[Extracted data entries]
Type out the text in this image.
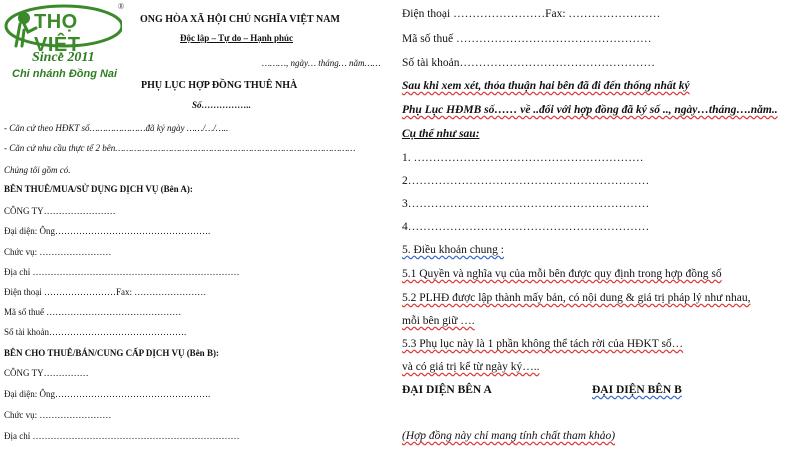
THỌ VIỆT
®
Since 2011
Chi nhánh Đồng Nai
ONG HÒA XÃ HỘI CHỦ NGHĨA VIỆT NAM
Độc lập – Tự do – Hạnh phúc
………, ngày… tháng… năm……
PHỤ LỤC HỢP ĐỒNG THUÊ NHÀ
Số……………..
- Căn cứ theo HĐKT số…………………đã ký ngày ……/…/…..
- Căn cứ nhu cầu thực tế 2 bên………………………………………………………………………………
Chúng tôi gồm có.
BÊN THUÊ/MUA/SỬ DỤNG DỊCH VỤ (Bên A):
CÔNG TY……………………
Đại diện: Ông…………………………………………….
Chức vụ: ……………………
Địa chỉ ……………………………………………………………
Điện thoại ……………………Fax: ……………………
Mã số thuế ………………………………………
Số tài khoản……………………………………….
BÊN CHO THUÊ/BÁN/CUNG CẤP DỊCH VỤ (Bên B):
CÔNG TY……………
Đại diện: Ông…………………………………………….
Chức vụ: ……………………
Địa chỉ ……………………………………………………………
Điện thoại ……………………Fax: ……………………
Mã số thuế ……………………………………………
Số tài khoản……………………………………………
Sau khi xem xét, thỏa thuận hai bên đã đi đến thống nhất ký
Phụ Lục HĐMB số…… về ..đổi với hợp đồng đã ký số .., ngày…tháng….năm..
Cụ thể như sau:
1. ……………………………………………………
2………………………………………………………
3………………………………………………………
4………………………………………………………
5. Điều khoản chung :
5.1 Quyền và nghĩa vụ của mỗi bên được quy định trong hợp đồng số
5.2 PLHĐ được lập thành mấy bản, có nội dung & giá trị pháp lý như nhau,
mỗi bên giữ ….
5.3 Phụ lục này là 1 phần không thể tách rời của HĐKT số…
và có giá trị kể từ ngày ký…..
ĐẠI DIỆN BÊN A	ĐẠI DIỆN BÊN B
(Hợp đồng này chỉ mang tính chất tham khảo)
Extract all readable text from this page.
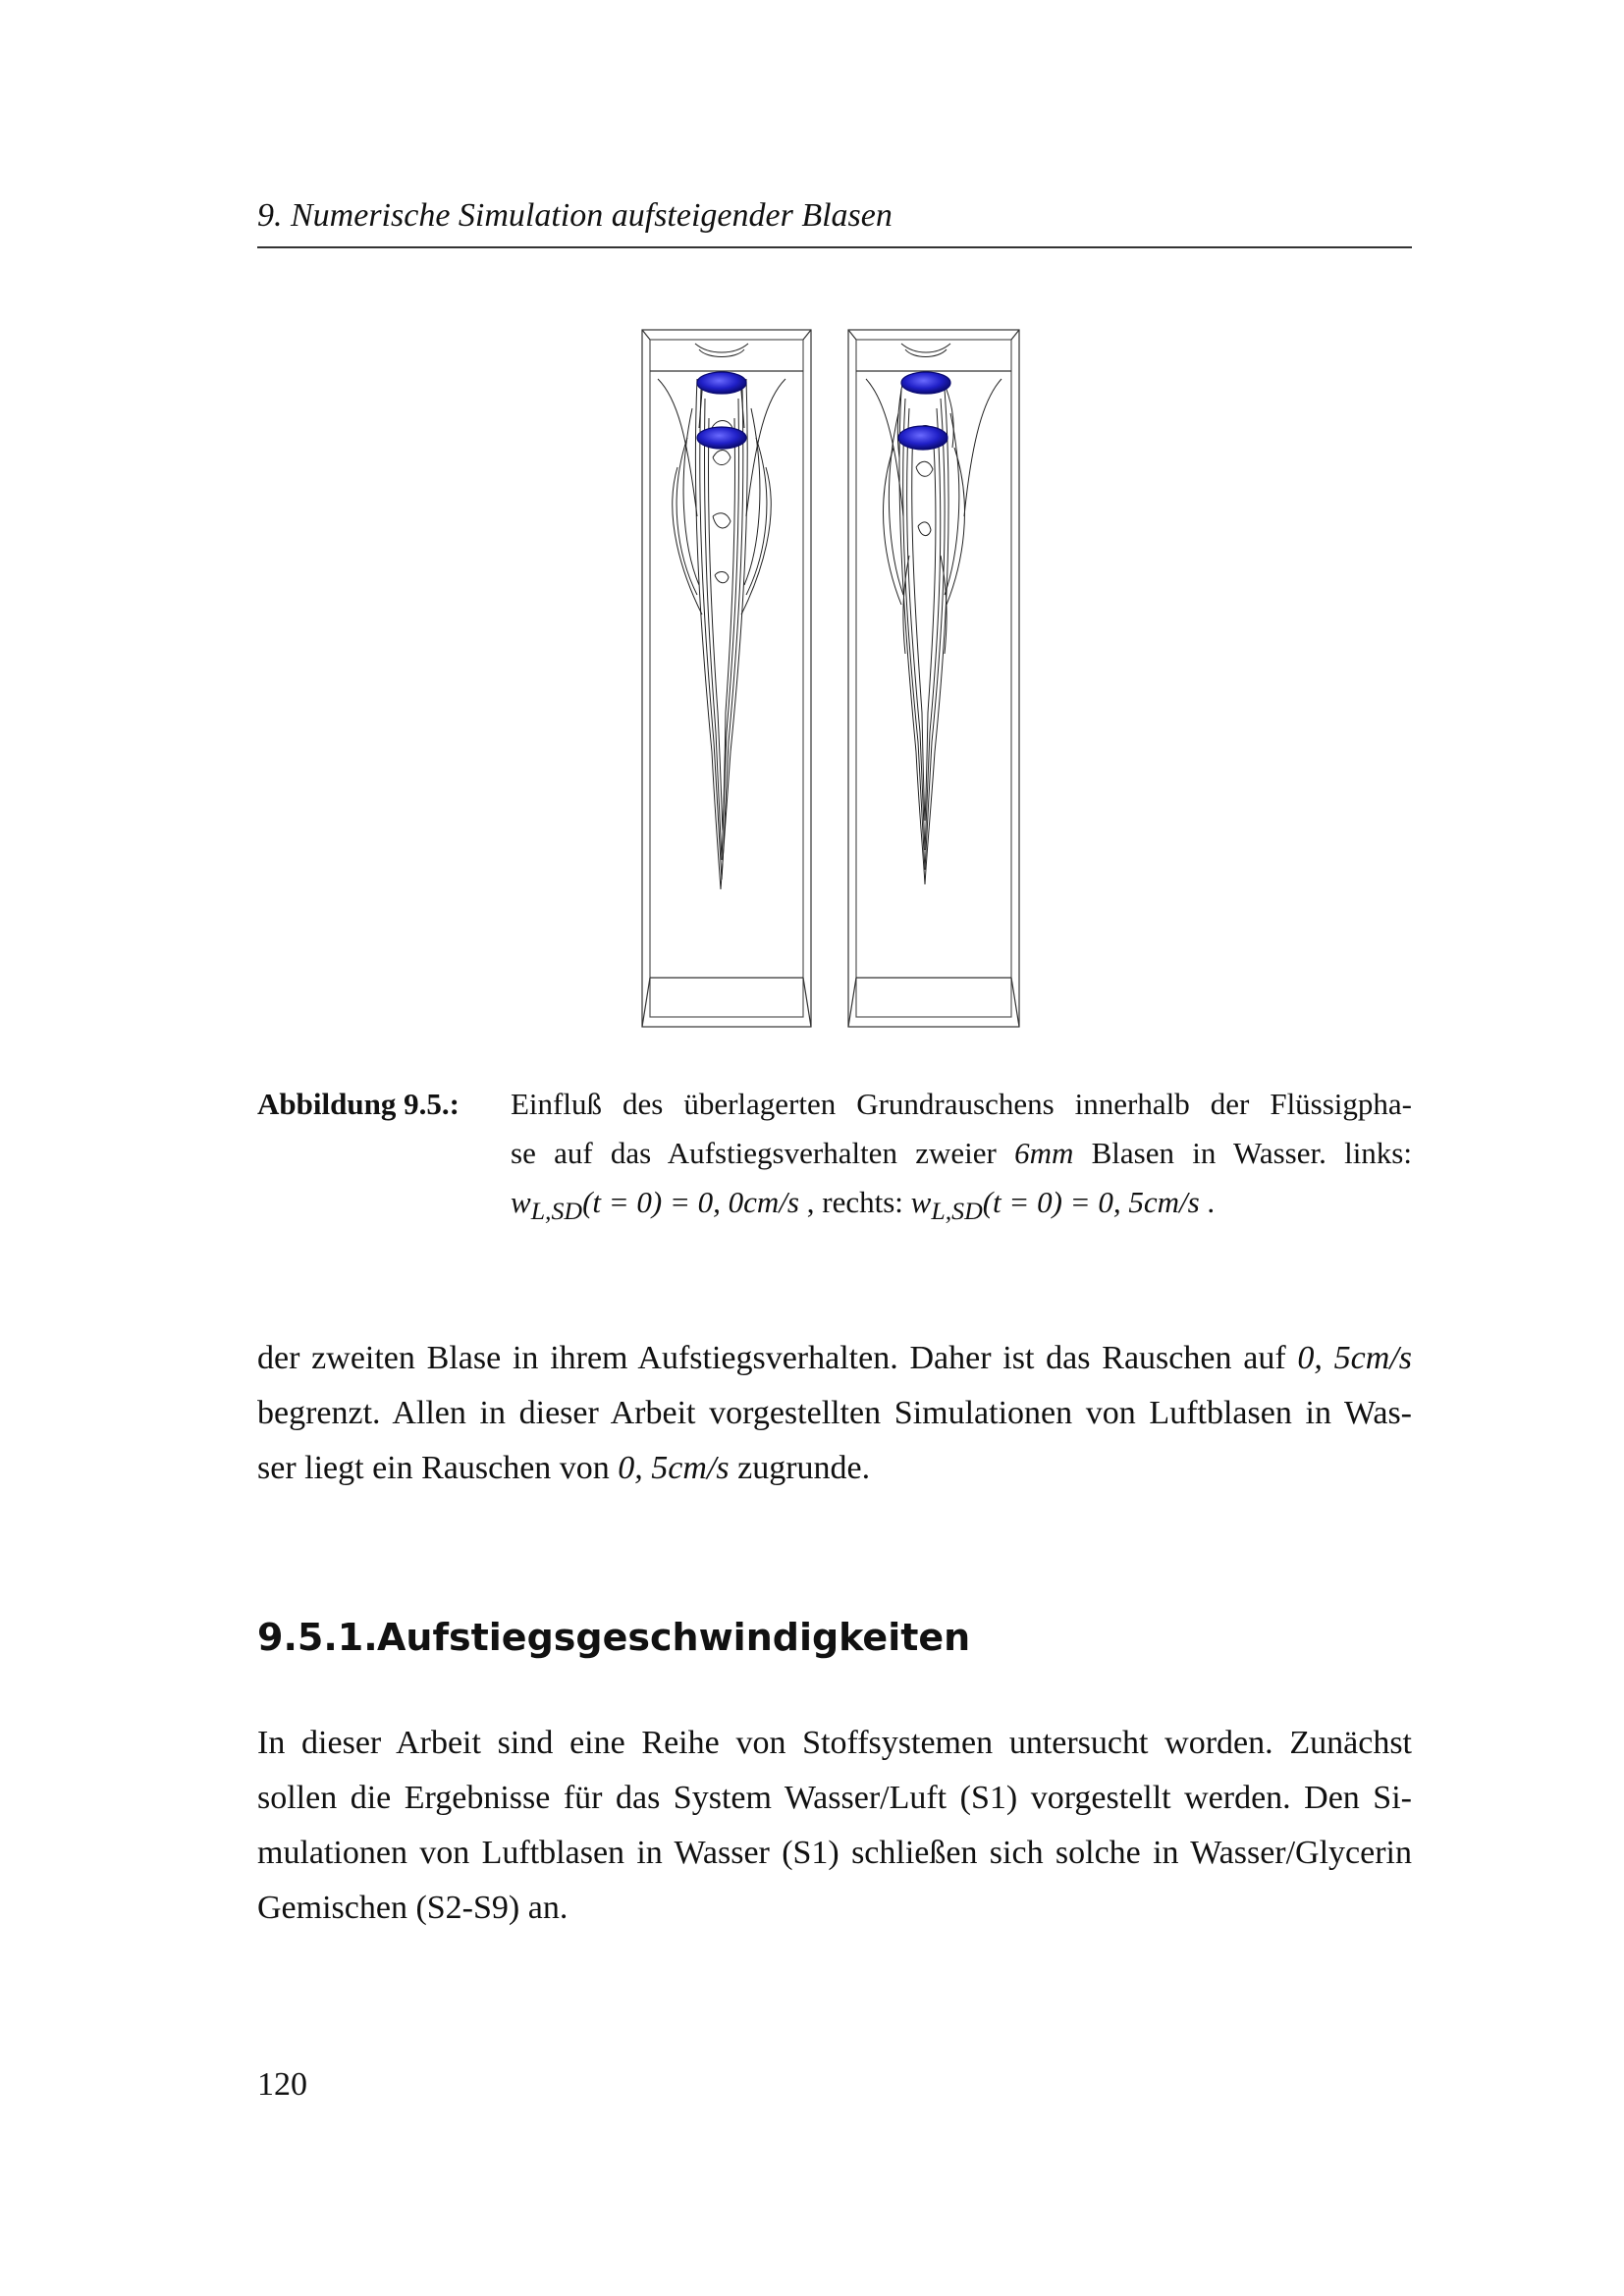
9. Numerische Simulation aufsteigender Blasen
Abbildung 9.5.: Einfluß des überlagerten Grundrauschens innerhalb der Flüssigpha-
se auf das Aufstiegsverhalten zweier 6mm Blasen in Wasser. links:
$w_{L,SD}(t = 0) = 0$, 0cm/s , rechts: $w_{L,SD}(t = 0) = 0$, 5cm/s .
der zweiten Blase in ihrem Aufstiegsverhalten. Daher ist das Rauschen auf 0, 5cm/s
begrenzt. Allen in dieser Arbeit vorgestellten Simulationen von Luftblasen in Was-
ser liegt ein Rauschen von 0, 5cm/s zugrunde.
9.5.1.Aufstiegsgeschwindigkeiten
In dieser Arbeit sind eine Reihe von Stoffsystemen untersucht worden. Zunächst
sollen die Ergebnisse für das System Wasser/Luft (S1) vorgestellt werden. Den Si-
mulationen von Luftblasen in Wasser (S1) schließen sich solche in Wasser/Glycerin
Gemischen (S2-S9) an.
120
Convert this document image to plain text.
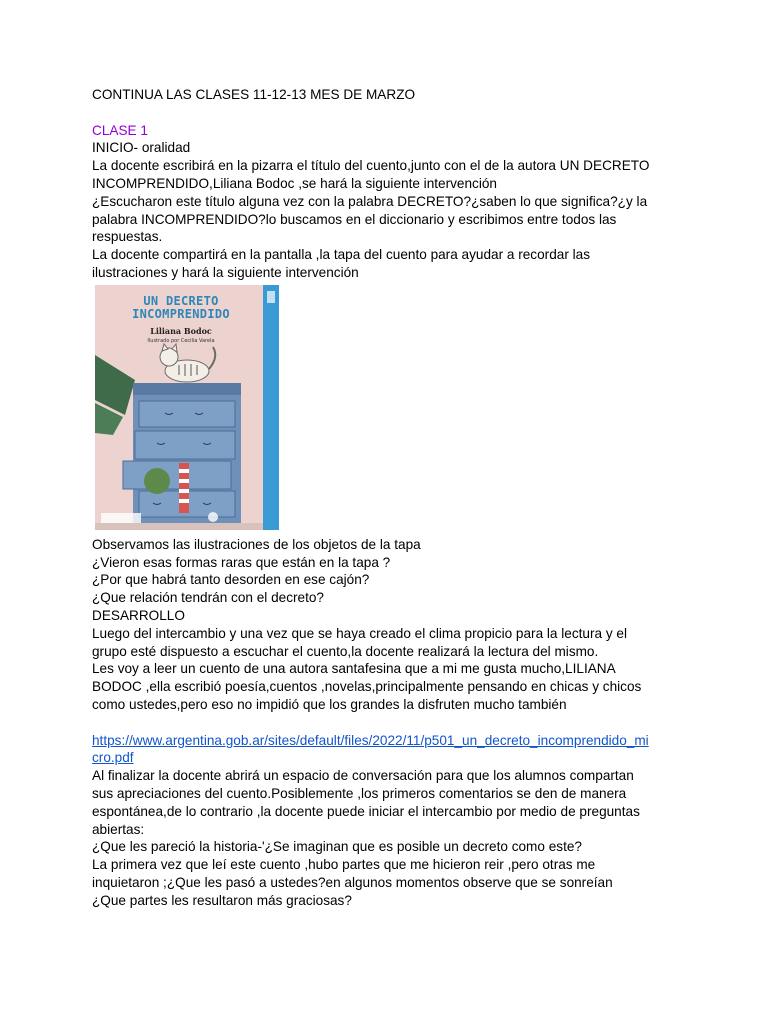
CONTINUA LAS CLASES 11-12-13 MES DE MARZO
CLASE 1
INICIO- oralidad
La docente escribirá en la pizarra el título del cuento,junto con el de la autora UN DECRETO
INCOMPRENDIDO,Liliana Bodoc ,se hará la siguiente intervención
¿Escucharon este título alguna vez con la palabra DECRETO?¿saben lo que significa?¿y la
palabra INCOMPRENDIDO?lo buscamos en el diccionario y escribimos entre todos las
respuestas.
La docente compartirá en la pantalla ,la tapa del cuento para ayudar a recordar las
ilustraciones y hará la siguiente intervención
UN DECRETO
INCOMPRENDIDO
Liliana Bodoc
Ilustrado por Cecilia Varela
Observamos las ilustraciones de los objetos de la tapa
¿Vieron esas formas raras que están en la tapa ?
¿Por que habrá tanto desorden en ese cajón?
¿Que relación tendrán con el decreto?
DESARROLLO
Luego del intercambio y una vez que se haya creado el clima propicio para la lectura y el
grupo esté dispuesto a escuchar el cuento,la docente realizará la lectura del mismo.
Les voy a leer un cuento de una autora santafesina que a mi me gusta mucho,LILIANA
BODOC ,ella escribió poesía,cuentos ,novelas,principalmente pensando en chicas y chicos
como ustedes,pero eso no impidió que los grandes la disfruten mucho también
https://www.argentina.gob.ar/sites/default/files/2022/11/p501_un_decreto_incomprendido_mi
cro.pdf
Al finalizar la docente abrirá un espacio de conversación para que los alumnos compartan
sus apreciaciones del cuento.Posiblemente ,los primeros comentarios se den de manera
espontánea,de lo contrario ,la docente puede iniciar el intercambio por medio de preguntas
abiertas:
¿Que les pareció la historia-'¿Se imaginan que es posible un decreto como este?
La primera vez que leí este cuento ,hubo partes que me hicieron reir ,pero otras me
inquietaron ;¿Que les pasó a ustedes?en algunos momentos observe que se sonreían
¿Que partes les resultaron más graciosas?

GIVEN INSTRUCTION:
Of all the lines in the listing above, how many contain the word "DỊCH"? Answer with the number alone.

SOLUTION TO THIS TASK:
2